:: To be done ::
Include in the output the line containing "Read all visible content and emit it as JSON." and each subsequent line of the records, through the end, transcribed exactly. Add nothing else.

:: Material for this task ::
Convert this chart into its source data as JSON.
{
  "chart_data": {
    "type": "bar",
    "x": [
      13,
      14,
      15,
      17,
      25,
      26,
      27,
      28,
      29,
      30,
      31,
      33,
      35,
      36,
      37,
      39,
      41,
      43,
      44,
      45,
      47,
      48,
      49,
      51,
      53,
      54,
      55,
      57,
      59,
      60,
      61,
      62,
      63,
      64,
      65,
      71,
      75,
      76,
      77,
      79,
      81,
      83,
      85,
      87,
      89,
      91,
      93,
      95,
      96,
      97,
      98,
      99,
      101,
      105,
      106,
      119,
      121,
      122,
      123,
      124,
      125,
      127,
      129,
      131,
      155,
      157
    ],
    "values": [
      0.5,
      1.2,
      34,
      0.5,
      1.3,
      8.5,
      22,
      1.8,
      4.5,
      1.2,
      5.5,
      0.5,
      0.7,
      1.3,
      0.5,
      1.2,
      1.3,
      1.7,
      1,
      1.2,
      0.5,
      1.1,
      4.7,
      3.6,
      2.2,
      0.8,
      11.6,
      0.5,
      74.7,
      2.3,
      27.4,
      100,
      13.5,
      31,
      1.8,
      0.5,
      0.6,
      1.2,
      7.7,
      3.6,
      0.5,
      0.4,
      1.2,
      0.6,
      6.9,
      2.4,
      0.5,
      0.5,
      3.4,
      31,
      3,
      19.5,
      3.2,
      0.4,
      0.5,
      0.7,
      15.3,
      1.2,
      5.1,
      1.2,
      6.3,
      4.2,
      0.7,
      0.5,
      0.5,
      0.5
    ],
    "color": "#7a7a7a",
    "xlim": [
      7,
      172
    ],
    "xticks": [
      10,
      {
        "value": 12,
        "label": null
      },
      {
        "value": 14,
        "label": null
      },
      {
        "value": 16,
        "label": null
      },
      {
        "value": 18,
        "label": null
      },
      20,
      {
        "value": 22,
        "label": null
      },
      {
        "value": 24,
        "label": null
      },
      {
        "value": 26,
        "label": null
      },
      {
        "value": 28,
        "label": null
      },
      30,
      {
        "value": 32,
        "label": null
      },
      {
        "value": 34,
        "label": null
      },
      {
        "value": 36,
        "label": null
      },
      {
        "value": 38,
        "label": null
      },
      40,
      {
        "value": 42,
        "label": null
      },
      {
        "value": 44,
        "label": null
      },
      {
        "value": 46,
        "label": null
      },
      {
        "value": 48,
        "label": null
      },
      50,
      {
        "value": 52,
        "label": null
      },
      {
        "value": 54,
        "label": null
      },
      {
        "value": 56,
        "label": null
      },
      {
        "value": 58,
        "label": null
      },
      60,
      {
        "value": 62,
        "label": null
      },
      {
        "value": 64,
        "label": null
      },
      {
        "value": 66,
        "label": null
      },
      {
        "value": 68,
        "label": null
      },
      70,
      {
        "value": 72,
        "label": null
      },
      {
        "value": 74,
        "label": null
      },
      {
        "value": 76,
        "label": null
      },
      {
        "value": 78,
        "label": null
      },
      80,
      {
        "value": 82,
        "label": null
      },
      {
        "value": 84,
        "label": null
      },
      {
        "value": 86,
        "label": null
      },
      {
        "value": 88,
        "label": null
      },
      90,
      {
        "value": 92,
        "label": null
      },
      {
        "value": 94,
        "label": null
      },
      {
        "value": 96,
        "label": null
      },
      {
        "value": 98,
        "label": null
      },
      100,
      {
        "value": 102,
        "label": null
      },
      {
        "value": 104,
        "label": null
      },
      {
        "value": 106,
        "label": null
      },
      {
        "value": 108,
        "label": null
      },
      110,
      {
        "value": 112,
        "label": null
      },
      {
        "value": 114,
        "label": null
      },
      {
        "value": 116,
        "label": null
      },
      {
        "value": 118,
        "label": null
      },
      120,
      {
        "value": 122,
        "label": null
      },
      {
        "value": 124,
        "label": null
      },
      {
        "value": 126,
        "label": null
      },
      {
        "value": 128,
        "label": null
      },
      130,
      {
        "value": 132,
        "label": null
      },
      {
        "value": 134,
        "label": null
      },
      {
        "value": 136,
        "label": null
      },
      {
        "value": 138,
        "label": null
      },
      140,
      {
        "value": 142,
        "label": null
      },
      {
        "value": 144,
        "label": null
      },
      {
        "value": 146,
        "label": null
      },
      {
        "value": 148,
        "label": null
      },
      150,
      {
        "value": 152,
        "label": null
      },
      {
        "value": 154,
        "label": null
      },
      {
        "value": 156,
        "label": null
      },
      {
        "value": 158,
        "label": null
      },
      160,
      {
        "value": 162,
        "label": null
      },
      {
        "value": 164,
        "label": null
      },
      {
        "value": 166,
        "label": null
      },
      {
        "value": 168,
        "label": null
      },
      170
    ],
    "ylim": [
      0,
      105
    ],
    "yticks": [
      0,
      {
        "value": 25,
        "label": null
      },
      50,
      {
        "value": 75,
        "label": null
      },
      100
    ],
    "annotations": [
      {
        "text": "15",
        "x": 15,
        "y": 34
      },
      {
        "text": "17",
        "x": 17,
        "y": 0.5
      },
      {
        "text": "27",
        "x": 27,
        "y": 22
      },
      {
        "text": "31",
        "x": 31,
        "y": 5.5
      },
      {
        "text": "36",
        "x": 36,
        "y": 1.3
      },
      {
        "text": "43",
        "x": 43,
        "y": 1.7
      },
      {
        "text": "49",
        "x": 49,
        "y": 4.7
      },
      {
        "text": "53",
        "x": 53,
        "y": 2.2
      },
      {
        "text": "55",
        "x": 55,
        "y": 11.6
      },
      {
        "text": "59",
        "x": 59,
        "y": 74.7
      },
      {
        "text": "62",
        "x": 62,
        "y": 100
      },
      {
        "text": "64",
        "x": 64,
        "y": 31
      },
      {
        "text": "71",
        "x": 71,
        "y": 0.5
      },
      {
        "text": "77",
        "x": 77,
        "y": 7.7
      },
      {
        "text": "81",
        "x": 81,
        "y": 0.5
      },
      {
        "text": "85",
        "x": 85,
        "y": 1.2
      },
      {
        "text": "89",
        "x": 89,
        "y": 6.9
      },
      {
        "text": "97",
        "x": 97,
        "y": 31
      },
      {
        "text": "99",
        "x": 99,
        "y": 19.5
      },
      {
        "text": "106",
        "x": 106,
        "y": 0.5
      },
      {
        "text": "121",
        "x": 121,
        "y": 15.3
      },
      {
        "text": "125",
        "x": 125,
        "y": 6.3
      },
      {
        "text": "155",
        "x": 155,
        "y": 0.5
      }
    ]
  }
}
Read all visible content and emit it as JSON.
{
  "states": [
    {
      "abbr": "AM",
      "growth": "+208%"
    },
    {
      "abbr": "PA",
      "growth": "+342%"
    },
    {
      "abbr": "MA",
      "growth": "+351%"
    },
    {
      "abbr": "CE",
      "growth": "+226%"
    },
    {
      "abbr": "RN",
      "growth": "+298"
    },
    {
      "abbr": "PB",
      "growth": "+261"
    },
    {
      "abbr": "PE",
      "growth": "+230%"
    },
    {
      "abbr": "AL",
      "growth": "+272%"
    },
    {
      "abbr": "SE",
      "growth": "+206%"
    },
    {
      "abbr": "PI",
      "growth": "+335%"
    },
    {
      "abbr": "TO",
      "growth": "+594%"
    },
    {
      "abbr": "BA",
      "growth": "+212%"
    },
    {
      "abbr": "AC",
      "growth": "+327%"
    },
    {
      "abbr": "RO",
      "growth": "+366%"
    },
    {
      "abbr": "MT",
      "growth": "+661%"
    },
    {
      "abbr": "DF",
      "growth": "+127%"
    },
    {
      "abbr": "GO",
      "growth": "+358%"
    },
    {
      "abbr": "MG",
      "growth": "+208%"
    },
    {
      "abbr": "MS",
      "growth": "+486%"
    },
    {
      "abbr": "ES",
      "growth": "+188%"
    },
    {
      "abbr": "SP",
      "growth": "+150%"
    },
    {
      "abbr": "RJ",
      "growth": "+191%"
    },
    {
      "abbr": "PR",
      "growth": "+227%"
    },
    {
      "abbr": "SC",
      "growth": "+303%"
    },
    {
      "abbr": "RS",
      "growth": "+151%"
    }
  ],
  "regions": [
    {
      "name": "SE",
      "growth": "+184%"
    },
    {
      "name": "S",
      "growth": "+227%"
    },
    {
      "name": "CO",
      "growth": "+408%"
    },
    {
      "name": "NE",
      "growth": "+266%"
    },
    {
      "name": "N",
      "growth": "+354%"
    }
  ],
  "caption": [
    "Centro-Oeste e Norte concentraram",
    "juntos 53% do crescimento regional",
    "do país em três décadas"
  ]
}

:: Response ::
Read all visible content and emit it as JSON.
{
  "states": [
    {
      "abbr": "AM",
      "growth": "+208%"
    },
    {
      "abbr": "PA",
      "growth": "+342%"
    },
    {
      "abbr": "MA",
      "growth": "+351%"
    },
    {
      "abbr": "CE",
      "growth": "+226%"
    },
    {
      "abbr": "RN",
      "growth": "+298"
    },
    {
      "abbr": "PB",
      "growth": "+261"
    },
    {
      "abbr": "PE",
      "growth": "+230%"
    },
    {
      "abbr": "AL",
      "growth": "+272%"
    },
    {
      "abbr": "SE",
      "growth": "+206%"
    },
    {
      "abbr": "PI",
      "growth": "+335%"
    },
    {
      "abbr": "TO",
      "growth": "+594%"
    },
    {
      "abbr": "BA",
      "growth": "+212%"
    },
    {
      "abbr": "AC",
      "growth": "+327%"
    },
    {
      "abbr": "RO",
      "growth": "+366%"
    },
    {
      "abbr": "MT",
      "growth": "+661%"
    },
    {
      "abbr": "DF",
      "growth": "+127%"
    },
    {
      "abbr": "GO",
      "growth": "+358%"
    },
    {
      "abbr": "MG",
      "growth": "+208%"
    },
    {
      "abbr": "MS",
      "growth": "+486%"
    },
    {
      "abbr": "ES",
      "growth": "+188%"
    },
    {
      "abbr": "SP",
      "growth": "+150%"
    },
    {
      "abbr": "RJ",
      "growth": "+191%"
    },
    {
      "abbr": "PR",
      "growth": "+227%"
    },
    {
      "abbr": "SC",
      "growth": "+303%"
    },
    {
      "abbr": "RS",
      "growth": "+151%"
    }
  ],
  "regions": [
    {
      "name": "SE",
      "growth": "+184%"
    },
    {
      "name": "S",
      "growth": "+227%"
    },
    {
      "name": "CO",
      "growth": "+408%"
    },
    {
      "name": "NE",
      "growth": "+266%"
    },
    {
      "name": "N",
      "growth": "+354%"
    }
  ],
  "caption": [
    "Centro-Oeste e Norte concentraram",
    "juntos 53% do crescimento regional",
    "do país em três décadas"
  ]
}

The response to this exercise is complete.